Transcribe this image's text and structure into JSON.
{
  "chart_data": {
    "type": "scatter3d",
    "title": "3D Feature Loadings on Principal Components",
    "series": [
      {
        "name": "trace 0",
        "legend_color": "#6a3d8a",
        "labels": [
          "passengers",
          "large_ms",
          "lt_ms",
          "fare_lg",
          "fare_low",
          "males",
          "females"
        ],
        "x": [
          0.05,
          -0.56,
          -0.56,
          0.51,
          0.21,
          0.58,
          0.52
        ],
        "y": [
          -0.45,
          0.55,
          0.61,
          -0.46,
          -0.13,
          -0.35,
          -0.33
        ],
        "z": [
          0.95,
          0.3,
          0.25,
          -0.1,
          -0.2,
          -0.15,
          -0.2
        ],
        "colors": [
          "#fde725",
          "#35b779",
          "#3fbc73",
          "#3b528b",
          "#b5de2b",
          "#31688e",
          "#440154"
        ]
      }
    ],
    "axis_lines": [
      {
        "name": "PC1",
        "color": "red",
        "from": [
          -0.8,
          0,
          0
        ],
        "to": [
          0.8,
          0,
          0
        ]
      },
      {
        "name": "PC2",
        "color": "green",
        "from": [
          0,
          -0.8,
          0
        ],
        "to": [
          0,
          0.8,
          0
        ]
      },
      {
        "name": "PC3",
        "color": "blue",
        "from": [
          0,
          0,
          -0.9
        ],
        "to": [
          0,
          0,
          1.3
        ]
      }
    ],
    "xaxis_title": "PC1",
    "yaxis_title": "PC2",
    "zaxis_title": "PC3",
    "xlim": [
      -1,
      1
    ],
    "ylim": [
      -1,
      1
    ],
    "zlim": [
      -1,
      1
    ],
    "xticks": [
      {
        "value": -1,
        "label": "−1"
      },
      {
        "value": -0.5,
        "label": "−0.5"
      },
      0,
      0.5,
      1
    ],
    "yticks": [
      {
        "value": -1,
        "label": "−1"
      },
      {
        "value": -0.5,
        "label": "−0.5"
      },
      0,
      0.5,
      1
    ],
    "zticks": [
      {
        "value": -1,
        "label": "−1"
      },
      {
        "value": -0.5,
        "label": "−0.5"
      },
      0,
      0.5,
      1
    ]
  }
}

════════════════

## Exercise description:
Go through the material and select each line with the string "name" in it.

## Written response:
        "name": "trace 0",
        "name": "PC1",
        "name": "PC2",
        "name": "PC3",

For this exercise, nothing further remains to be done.